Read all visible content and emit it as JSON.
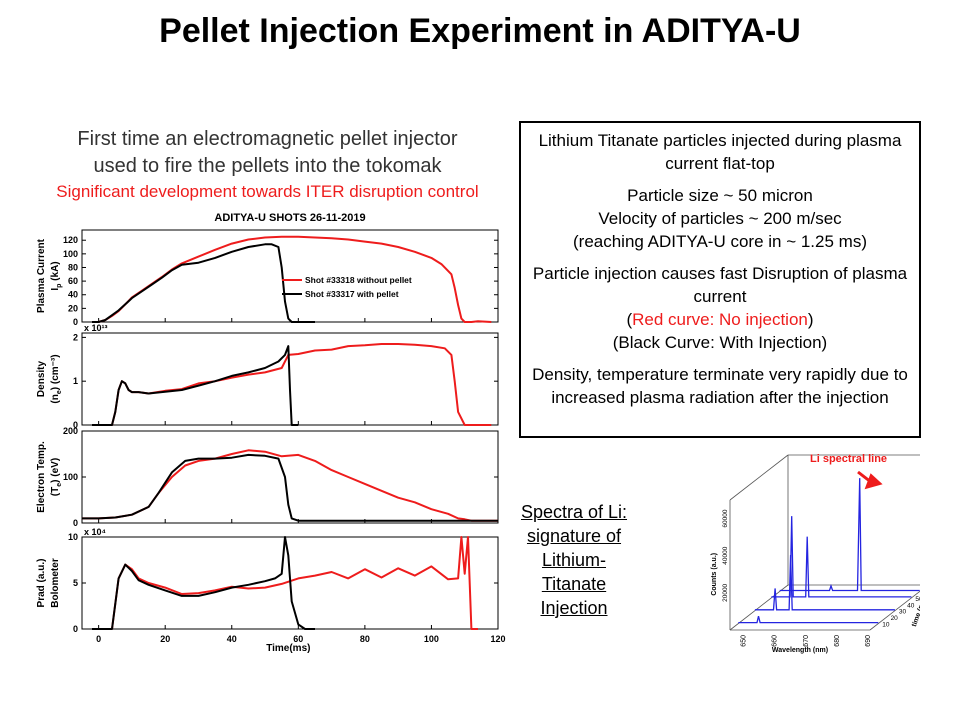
{
  "title": "Pellet Injection Experiment in ADITYA-U",
  "intro": {
    "line1": "First time an electromagnetic pellet injector",
    "line2": "used to fire the pellets into the tokomak",
    "line3": "Significant development towards ITER disruption control"
  },
  "info_box": {
    "p1": "Lithium Titanate particles injected during plasma current flat-top",
    "p2_line1": "Particle size ~ 50 micron",
    "p2_line2": "Velocity of particles ~ 200 m/sec",
    "p2_line3": "(reaching ADITYA-U core in ~ 1.25 ms)",
    "p3_line1": "Particle injection causes fast Disruption of plasma current",
    "p3_red_open": "(",
    "p3_red_text": "Red curve: No injection",
    "p3_red_close": ")",
    "p3_black": "(Black Curve: With Injection)",
    "p4": "Density, temperature terminate very rapidly due to increased plasma radiation after the injection"
  },
  "li_caption": {
    "line1": "Spectra of Li:",
    "line2": "signature of",
    "line3": "Lithium-Titanate",
    "line4": "Injection"
  },
  "colors": {
    "red": "#ee1c1c",
    "black": "#000000",
    "blue": "#2424e0"
  },
  "chart_data": [
    {
      "type": "line",
      "title": "ADITYA-U SHOTS  26-11-2019",
      "xlabel": "Time(ms)",
      "xlim": [
        -5,
        120
      ],
      "xticks": [
        0,
        20,
        40,
        60,
        80,
        100,
        120
      ],
      "xtick_labels": [
        "0",
        "20",
        "40",
        "60",
        "80",
        "100",
        "120"
      ],
      "legend": {
        "position": "right",
        "entries": [
          "Shot #33318 without pellet",
          "Shot #33317 with pellet"
        ]
      },
      "panels": [
        {
          "ylabel1": "Plasma Current",
          "ylabel2": "I",
          "ylabel2_sub": "p",
          "ylabel2_tail": " (kA)",
          "ylim": [
            0,
            135
          ],
          "yticks": [
            0,
            20,
            40,
            60,
            80,
            100,
            120
          ],
          "ytick_labels": [
            "0",
            "20",
            "40",
            "60",
            "80",
            "100",
            "120"
          ],
          "series": [
            {
              "name": "Shot #33318 without pellet",
              "color": "#ee1c1c",
              "x": [
                -2,
                0,
                2,
                4,
                6,
                8,
                10,
                13,
                16,
                19,
                22,
                25,
                30,
                35,
                40,
                45,
                50,
                55,
                60,
                65,
                70,
                75,
                80,
                85,
                90,
                95,
                100,
                103,
                106,
                107,
                108,
                109,
                110,
                112,
                114,
                118
              ],
              "y": [
                0,
                0,
                3,
                9,
                16,
                26,
                36,
                46,
                56,
                66,
                77,
                86,
                96,
                106,
                115,
                121,
                124,
                125,
                125,
                124,
                123,
                121,
                118,
                115,
                110,
                103,
                94,
                85,
                70,
                50,
                25,
                5,
                0,
                0,
                1,
                0
              ]
            },
            {
              "name": "Shot #33317 with pellet",
              "color": "#000000",
              "x": [
                -2,
                0,
                2,
                4,
                6,
                8,
                10,
                13,
                16,
                19,
                22,
                25,
                30,
                35,
                40,
                45,
                50,
                52,
                54,
                55,
                56,
                57,
                58,
                60,
                65
              ],
              "y": [
                0,
                0,
                3,
                10,
                17,
                26,
                35,
                45,
                55,
                65,
                76,
                84,
                87,
                94,
                103,
                110,
                114,
                114,
                110,
                80,
                30,
                5,
                0,
                0,
                0
              ]
            }
          ]
        },
        {
          "ylabel1": "Density",
          "ylabel2": "(n",
          "ylabel2_sub": "e",
          "ylabel2_tail": ") (cm⁻³)",
          "multiplier": "x 10¹³",
          "ylim": [
            0,
            2.1
          ],
          "yticks": [
            0,
            1,
            2
          ],
          "ytick_labels": [
            "0",
            "1",
            "2"
          ],
          "series": [
            {
              "name": "Shot #33318 without pellet",
              "color": "#ee1c1c",
              "x": [
                -2,
                4,
                5,
                6,
                7,
                8,
                9,
                10,
                12,
                15,
                20,
                25,
                30,
                35,
                40,
                45,
                50,
                55,
                57,
                60,
                65,
                70,
                75,
                80,
                85,
                90,
                95,
                100,
                104,
                106,
                107,
                108,
                110,
                118
              ],
              "y": [
                0,
                0,
                0.3,
                0.8,
                1.0,
                0.95,
                0.8,
                0.75,
                0.75,
                0.72,
                0.78,
                0.82,
                0.95,
                1.0,
                1.08,
                1.15,
                1.2,
                1.3,
                1.6,
                1.62,
                1.7,
                1.72,
                1.8,
                1.82,
                1.85,
                1.85,
                1.83,
                1.8,
                1.75,
                1.6,
                1.0,
                0.3,
                0,
                0
              ]
            },
            {
              "name": "Shot #33317 with pellet",
              "color": "#000000",
              "x": [
                -2,
                4,
                5,
                6,
                7,
                8,
                9,
                10,
                12,
                15,
                20,
                25,
                30,
                35,
                40,
                45,
                50,
                54,
                56,
                57,
                57.5,
                58,
                60
              ],
              "y": [
                0,
                0,
                0.3,
                0.8,
                1.0,
                0.95,
                0.8,
                0.75,
                0.75,
                0.72,
                0.76,
                0.8,
                0.9,
                1.0,
                1.12,
                1.2,
                1.3,
                1.45,
                1.6,
                1.8,
                0.8,
                0,
                0
              ]
            }
          ]
        },
        {
          "ylabel1": "Electron Temp.",
          "ylabel2": "(T",
          "ylabel2_sub": "e",
          "ylabel2_tail": ") (eV)",
          "ylim": [
            0,
            200
          ],
          "yticks": [
            0,
            100,
            200
          ],
          "ytick_labels": [
            "0",
            "100",
            "200"
          ],
          "series": [
            {
              "name": "Shot #33318 without pellet",
              "color": "#ee1c1c",
              "x": [
                -5,
                0,
                5,
                10,
                15,
                18,
                22,
                26,
                30,
                35,
                40,
                45,
                50,
                55,
                60,
                65,
                70,
                75,
                80,
                85,
                90,
                95,
                100,
                105,
                108,
                110,
                112,
                115,
                120
              ],
              "y": [
                10,
                10,
                12,
                18,
                35,
                65,
                100,
                125,
                135,
                140,
                150,
                158,
                155,
                145,
                148,
                135,
                115,
                100,
                85,
                70,
                55,
                45,
                30,
                20,
                10,
                8,
                5,
                5,
                5
              ]
            },
            {
              "name": "Shot #33317 with pellet",
              "color": "#000000",
              "x": [
                -5,
                0,
                5,
                10,
                15,
                18,
                22,
                26,
                30,
                35,
                40,
                45,
                50,
                54,
                56,
                57,
                58,
                60,
                70,
                80,
                90,
                100,
                110,
                120
              ],
              "y": [
                10,
                10,
                12,
                18,
                35,
                65,
                110,
                135,
                140,
                140,
                142,
                148,
                146,
                140,
                100,
                40,
                10,
                5,
                5,
                5,
                5,
                5,
                5,
                5
              ]
            }
          ]
        },
        {
          "ylabel1": "Prad (a.u.)",
          "ylabel2": "Bolometer",
          "ylabel2_sub": "",
          "ylabel2_tail": "",
          "multiplier": "x 10⁴",
          "ylim": [
            0,
            10
          ],
          "yticks": [
            0,
            5,
            10
          ],
          "ytick_labels": [
            "0",
            "5",
            "10"
          ],
          "series": [
            {
              "name": "Shot #33318 without pellet",
              "color": "#ee1c1c",
              "x": [
                -2,
                4,
                6,
                8,
                10,
                12,
                15,
                20,
                25,
                30,
                35,
                40,
                45,
                50,
                55,
                60,
                65,
                70,
                75,
                80,
                85,
                90,
                95,
                100,
                105,
                108,
                109,
                110,
                111,
                112,
                114
              ],
              "y": [
                0,
                0,
                5.5,
                7,
                6.5,
                5.5,
                5.0,
                4.5,
                3.8,
                3.9,
                4.2,
                4.6,
                4.4,
                4.5,
                4.9,
                5.5,
                5.8,
                6.2,
                5.5,
                6.5,
                5.6,
                6.6,
                5.8,
                6.8,
                5.4,
                5.5,
                10,
                6,
                10,
                0,
                0
              ]
            },
            {
              "name": "Shot #33317 with pellet",
              "color": "#000000",
              "x": [
                -2,
                4,
                6,
                8,
                10,
                12,
                15,
                20,
                25,
                30,
                35,
                40,
                45,
                50,
                53,
                55,
                56,
                57,
                58,
                60,
                62,
                65
              ],
              "y": [
                0,
                0,
                5.5,
                7.0,
                6.3,
                5.3,
                4.8,
                4.2,
                3.6,
                3.6,
                4.0,
                4.5,
                4.8,
                5.2,
                5.5,
                6.0,
                10,
                8,
                3,
                0.5,
                0,
                0
              ]
            }
          ]
        }
      ]
    },
    {
      "type": "line",
      "title": "",
      "annotation": "Li spectral line",
      "xlabel": "Wavelength (nm)",
      "ylabel": "Counts (a.u.)",
      "zlabel": "time (ms)",
      "xlim": [
        645,
        690
      ],
      "xticks": [
        650,
        660,
        670,
        680,
        690
      ],
      "xtick_labels": [
        "650",
        "660",
        "670",
        "680",
        "690"
      ],
      "ytick_labels": [
        "20000",
        "40000",
        "60000"
      ],
      "ztick_labels": [
        "10",
        "20",
        "30",
        "40",
        "50",
        "60",
        "70"
      ],
      "series": [
        {
          "name": "",
          "time_ms": 10,
          "color": "#2424e0",
          "x": [
            645,
            651,
            651.5,
            652,
            657,
            660,
            665,
            670,
            680,
            690
          ],
          "y": [
            500,
            500,
            4000,
            500,
            500,
            500,
            500,
            500,
            500,
            500
          ]
        },
        {
          "name": "",
          "time_ms": 30,
          "color": "#2424e0",
          "x": [
            645,
            651,
            651.5,
            652,
            656,
            656.5,
            657,
            665,
            670,
            690
          ],
          "y": [
            500,
            500,
            12000,
            500,
            500,
            30000,
            500,
            500,
            500,
            500
          ]
        },
        {
          "name": "",
          "time_ms": 50,
          "color": "#2424e0",
          "x": [
            645,
            651,
            651.5,
            652,
            656,
            656.5,
            657,
            665,
            670,
            690
          ],
          "y": [
            500,
            500,
            44000,
            500,
            500,
            33000,
            500,
            500,
            500,
            500
          ]
        },
        {
          "name": "",
          "time_ms": 60,
          "color": "#2424e0",
          "x": [
            645,
            661,
            661.5,
            662,
            670,
            670.7,
            671.2,
            672,
            690
          ],
          "y": [
            500,
            500,
            3000,
            500,
            500,
            61000,
            500,
            500,
            500
          ]
        }
      ]
    }
  ]
}
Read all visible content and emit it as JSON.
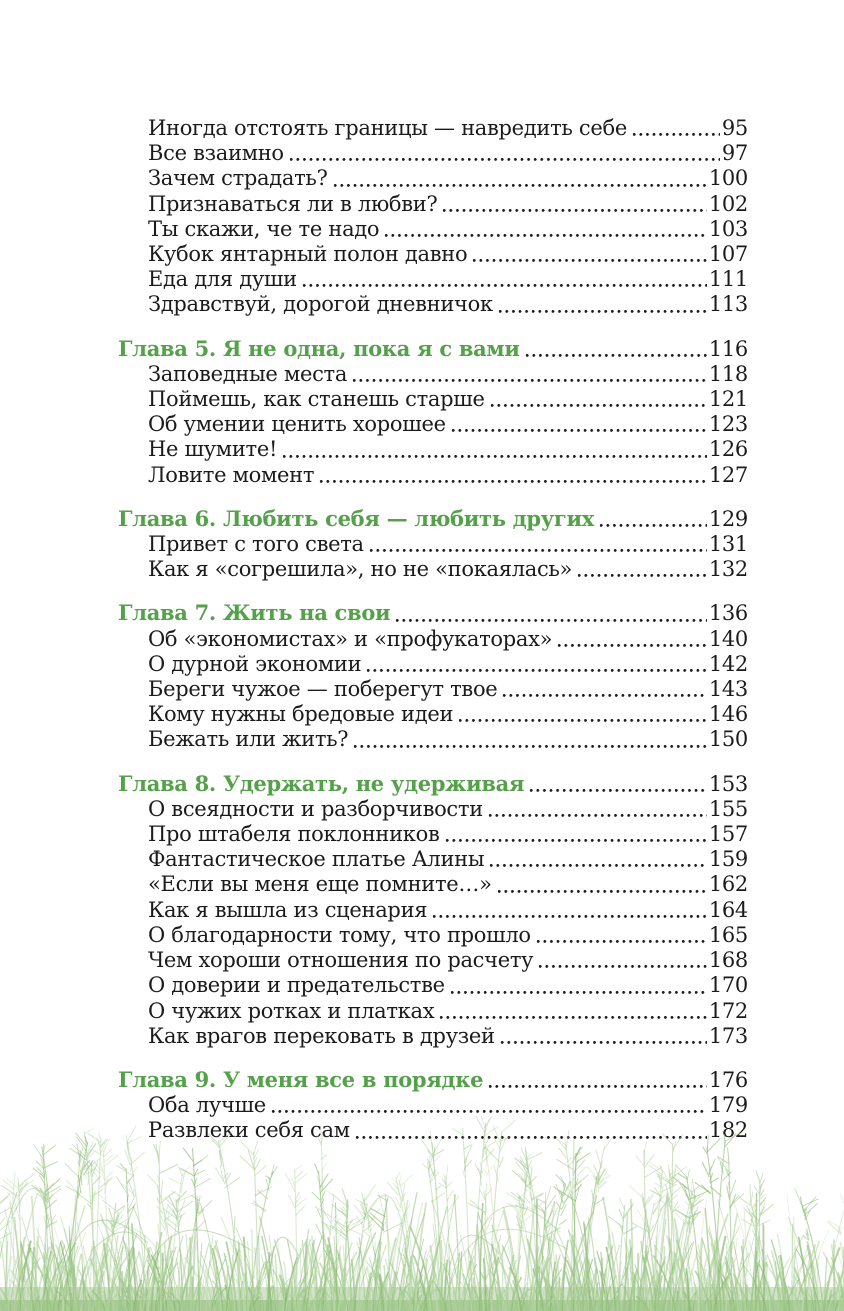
{
  "page": {
    "background": "#ffffff",
    "text_color": "#1b1b1b",
    "chapter_heading_color": "#55a04a",
    "dot_leader_color": "#1d1d1d",
    "grass_colors": [
      "#9cc487",
      "#aed19b",
      "#8bb974",
      "#bcd8aa",
      "#a3ca8e"
    ]
  },
  "toc": {
    "sections": [
      {
        "chapter": null,
        "entries": [
          {
            "title": "Иногда отстоять границы — навредить себе",
            "page": "95"
          },
          {
            "title": "Все взаимно",
            "page": "97"
          },
          {
            "title": "Зачем страдать?",
            "page": "100"
          },
          {
            "title": "Признаваться ли в любви?",
            "page": "102"
          },
          {
            "title": "Ты скажи, че те надо",
            "page": "103"
          },
          {
            "title": "Кубок янтарный полон давно",
            "page": "107"
          },
          {
            "title": "Еда для души",
            "page": "111"
          },
          {
            "title": "Здравствуй, дорогой дневничок",
            "page": "113"
          }
        ]
      },
      {
        "chapter": {
          "label": "Глава 5. Я не одна, пока я с вами",
          "page": "116"
        },
        "entries": [
          {
            "title": "Заповедные места",
            "page": "118"
          },
          {
            "title": "Поймешь, как станешь старше",
            "page": "121"
          },
          {
            "title": "Об умении ценить хорошее",
            "page": "123"
          },
          {
            "title": "Не шумите!",
            "page": "126"
          },
          {
            "title": "Ловите момент",
            "page": "127"
          }
        ]
      },
      {
        "chapter": {
          "label": "Глава 6. Любить себя — любить других",
          "page": "129"
        },
        "entries": [
          {
            "title": "Привет с того света",
            "page": "131"
          },
          {
            "title": "Как я «согрешила», но не «покаялась»",
            "page": "132"
          }
        ]
      },
      {
        "chapter": {
          "label": "Глава 7. Жить на свои",
          "page": "136"
        },
        "entries": [
          {
            "title": "Об «экономистах» и «профукаторах»",
            "page": "140"
          },
          {
            "title": "О дурной экономии",
            "page": "142"
          },
          {
            "title": "Береги чужое — поберегут твое",
            "page": "143"
          },
          {
            "title": "Кому нужны бредовые идеи",
            "page": "146"
          },
          {
            "title": "Бежать или жить?",
            "page": "150"
          }
        ]
      },
      {
        "chapter": {
          "label": "Глава 8. Удержать, не удерживая",
          "page": "153"
        },
        "entries": [
          {
            "title": "О всеядности и разборчивости",
            "page": "155"
          },
          {
            "title": "Про штабеля поклонников",
            "page": "157"
          },
          {
            "title": "Фантастическое платье Алины",
            "page": "159"
          },
          {
            "title": "«Если вы меня еще помните…»",
            "page": "162"
          },
          {
            "title": "Как я вышла из сценария",
            "page": "164"
          },
          {
            "title": "О благодарности тому, что прошло",
            "page": "165"
          },
          {
            "title": "Чем хороши отношения по расчету",
            "page": "168"
          },
          {
            "title": "О доверии и предательстве",
            "page": "170"
          },
          {
            "title": "О чужих ротках и платках",
            "page": "172"
          },
          {
            "title": "Как врагов перековать в друзей",
            "page": "173"
          }
        ]
      },
      {
        "chapter": {
          "label": "Глава 9. У меня все в порядке",
          "page": "176"
        },
        "entries": [
          {
            "title": "Оба лучше",
            "page": "179"
          },
          {
            "title": "Развлеки себя сам",
            "page": "182"
          }
        ]
      }
    ]
  }
}
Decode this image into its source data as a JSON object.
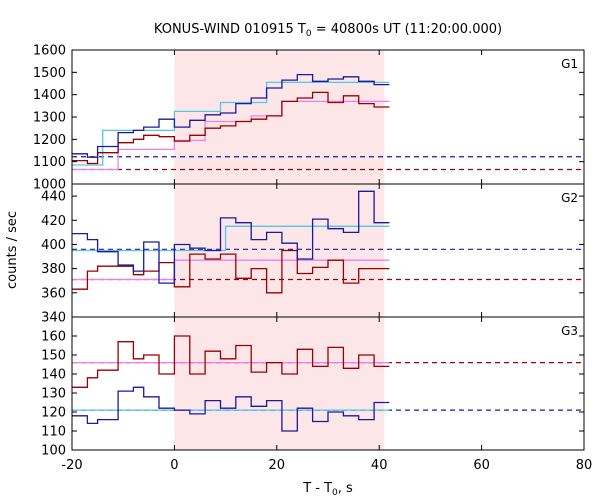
{
  "chart_data": {
    "type": "line",
    "title_prefix": "KONUS-WIND 010915 T",
    "title_sub": "0",
    "title_suffix": " = 40800s UT (11:20:00.000)",
    "xlabel_prefix": "T - T",
    "xlabel_sub": "0",
    "xlabel_suffix": ", s",
    "ylabel": "counts / sec",
    "xlim": [
      -20,
      80
    ],
    "x_ticks": [
      "-20",
      "0",
      "20",
      "40",
      "60",
      "80"
    ],
    "shaded_interval": [
      0,
      41
    ],
    "colors": {
      "dark_red": "#9b0000",
      "dark_blue": "#1a1aa0",
      "pink": "#ee80ee",
      "cyan": "#55c4e8",
      "shade": "#fde6e8"
    },
    "panels": [
      {
        "label": "G1",
        "ylim": [
          1000,
          1600
        ],
        "y_ticks": [
          "1000",
          "1100",
          "1200",
          "1300",
          "1400",
          "1500",
          "1600"
        ],
        "red_line": {
          "edges": [
            -20,
            -17,
            -15,
            -11,
            -8,
            -6,
            -3,
            0,
            3,
            6,
            9,
            12,
            15,
            18,
            21,
            24,
            27,
            30,
            33,
            36,
            39,
            42
          ],
          "values": [
            1105,
            1092,
            1140,
            1185,
            1200,
            1218,
            1212,
            1192,
            1218,
            1250,
            1260,
            1280,
            1290,
            1305,
            1370,
            1385,
            1410,
            1365,
            1395,
            1360,
            1345
          ]
        },
        "blue_line": {
          "edges": [
            -20,
            -17,
            -15,
            -11,
            -8,
            -6,
            -3,
            0,
            3,
            6,
            9,
            12,
            15,
            18,
            21,
            24,
            27,
            30,
            33,
            36,
            39,
            42
          ],
          "values": [
            1135,
            1120,
            1168,
            1230,
            1240,
            1255,
            1290,
            1255,
            1285,
            1310,
            1318,
            1360,
            1385,
            1430,
            1465,
            1490,
            1460,
            1470,
            1480,
            1460,
            1445
          ]
        },
        "pink_steps": {
          "edges": [
            -20,
            -11,
            0,
            6,
            15,
            21,
            42
          ],
          "values": [
            1065,
            1155,
            1195,
            1280,
            1305,
            1370
          ]
        },
        "cyan_steps": {
          "edges": [
            -20,
            -14,
            0,
            9,
            18,
            42
          ],
          "values": [
            1085,
            1240,
            1325,
            1365,
            1455
          ]
        },
        "red_dash": 1065,
        "blue_dash": 1122
      },
      {
        "label": "G2",
        "ylim": [
          340,
          450
        ],
        "y_ticks": [
          "340",
          "360",
          "380",
          "400",
          "420",
          "440"
        ],
        "red_line": {
          "edges": [
            -20,
            -17,
            -15,
            -11,
            -8,
            -6,
            -3,
            0,
            3,
            6,
            9,
            12,
            15,
            18,
            21,
            24,
            27,
            30,
            33,
            36,
            39,
            42
          ],
          "values": [
            363,
            378,
            382,
            382,
            375,
            378,
            385,
            365,
            392,
            388,
            392,
            372,
            380,
            360,
            395,
            376,
            381,
            387,
            368,
            380,
            380
          ]
        },
        "blue_line": {
          "edges": [
            -20,
            -17,
            -15,
            -11,
            -8,
            -6,
            -3,
            0,
            3,
            6,
            9,
            12,
            15,
            18,
            21,
            24,
            27,
            30,
            33,
            36,
            39,
            42
          ],
          "values": [
            409,
            404,
            394,
            383,
            378,
            402,
            368,
            400,
            397,
            395,
            422,
            418,
            404,
            410,
            401,
            388,
            421,
            413,
            410,
            444,
            418
          ]
        },
        "pink_steps": {
          "edges": [
            -20,
            -11,
            0,
            42
          ],
          "values": [
            371,
            371,
            387
          ]
        },
        "cyan_steps": {
          "edges": [
            -20,
            0,
            10,
            42
          ],
          "values": [
            395,
            395,
            415
          ]
        },
        "red_dash": 371,
        "blue_dash": 396
      },
      {
        "label": "G3",
        "ylim": [
          100,
          170
        ],
        "y_ticks": [
          "100",
          "110",
          "120",
          "130",
          "140",
          "150",
          "160"
        ],
        "red_line": {
          "edges": [
            -20,
            -17,
            -15,
            -11,
            -8,
            -6,
            -3,
            0,
            3,
            6,
            9,
            12,
            15,
            18,
            21,
            24,
            27,
            30,
            33,
            36,
            39,
            42
          ],
          "values": [
            133,
            138,
            142,
            157,
            148,
            150,
            140,
            160,
            140,
            152,
            148,
            155,
            141,
            146,
            140,
            153,
            144,
            154,
            143,
            150,
            144
          ]
        },
        "blue_line": {
          "edges": [
            -20,
            -17,
            -15,
            -11,
            -8,
            -6,
            -3,
            0,
            3,
            6,
            9,
            12,
            15,
            18,
            21,
            24,
            27,
            30,
            33,
            36,
            39,
            42
          ],
          "values": [
            118,
            114,
            116,
            131,
            133,
            128,
            122,
            121,
            119,
            126,
            122,
            128,
            123,
            126,
            110,
            122,
            115,
            120,
            118,
            116,
            125
          ]
        },
        "pink_steps": {
          "edges": [
            -20,
            42
          ],
          "values": [
            146
          ]
        },
        "cyan_steps": {
          "edges": [
            -20,
            42
          ],
          "values": [
            121
          ]
        },
        "red_dash": 146,
        "blue_dash": 121
      }
    ]
  }
}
:::::
▶ TASK
Give only a number: how many lines of the data hold the string "Глава"?

▶ RESPONSE
5